### Supplied material:
────────

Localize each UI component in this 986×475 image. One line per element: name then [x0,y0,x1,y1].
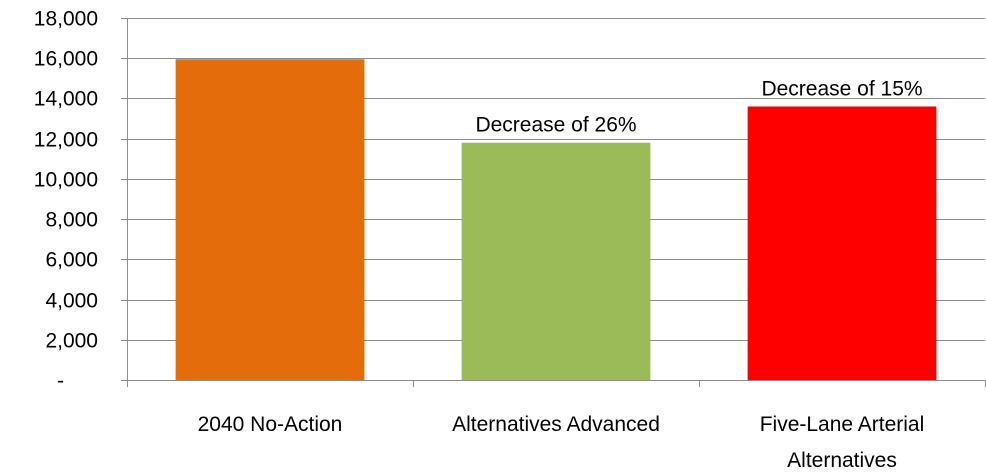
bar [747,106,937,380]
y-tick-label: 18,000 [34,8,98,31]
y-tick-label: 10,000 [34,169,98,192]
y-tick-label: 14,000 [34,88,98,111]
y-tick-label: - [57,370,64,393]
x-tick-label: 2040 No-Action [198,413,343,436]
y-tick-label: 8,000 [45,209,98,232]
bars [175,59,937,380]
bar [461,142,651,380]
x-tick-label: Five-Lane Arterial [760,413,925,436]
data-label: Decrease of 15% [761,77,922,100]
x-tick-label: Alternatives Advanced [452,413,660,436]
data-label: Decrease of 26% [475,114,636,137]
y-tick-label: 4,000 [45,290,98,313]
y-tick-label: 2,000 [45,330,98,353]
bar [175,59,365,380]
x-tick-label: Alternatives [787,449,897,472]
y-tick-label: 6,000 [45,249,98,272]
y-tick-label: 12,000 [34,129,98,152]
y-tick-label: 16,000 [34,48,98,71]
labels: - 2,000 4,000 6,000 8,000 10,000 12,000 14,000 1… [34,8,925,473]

────────

### Problem statement:
Write out every line of the records again with "Decrease" replaced by "Reduction" and nothing else changed. Leave the pictures out.

### Output of the task:
Localize each UI component in this 986×475 image. One line per element: name then [x0,y0,x1,y1].
bar [747,106,937,380]
y-tick-label: 18,000 [34,8,98,31]
y-tick-label: 10,000 [34,169,98,192]
y-tick-label: 14,000 [34,88,98,111]
y-tick-label: - [57,370,64,393]
x-tick-label: 2040 No-Action [198,413,343,436]
y-tick-label: 8,000 [45,209,98,232]
bars [175,59,937,380]
bar [461,142,651,380]
x-tick-label: Five-Lane Arterial [760,413,925,436]
data-label: Reduction of 15% [761,77,922,100]
x-tick-label: Alternatives Advanced [452,413,660,436]
data-label: Reduction of 26% [475,114,636,137]
y-tick-label: 4,000 [45,290,98,313]
y-tick-label: 2,000 [45,330,98,353]
bar [175,59,365,380]
x-tick-label: Alternatives [787,449,897,472]
y-tick-label: 6,000 [45,249,98,272]
y-tick-label: 12,000 [34,129,98,152]
y-tick-label: 16,000 [34,48,98,71]
labels: - 2,000 4,000 6,000 8,000 10,000 12,000 14,000 1… [34,8,925,473]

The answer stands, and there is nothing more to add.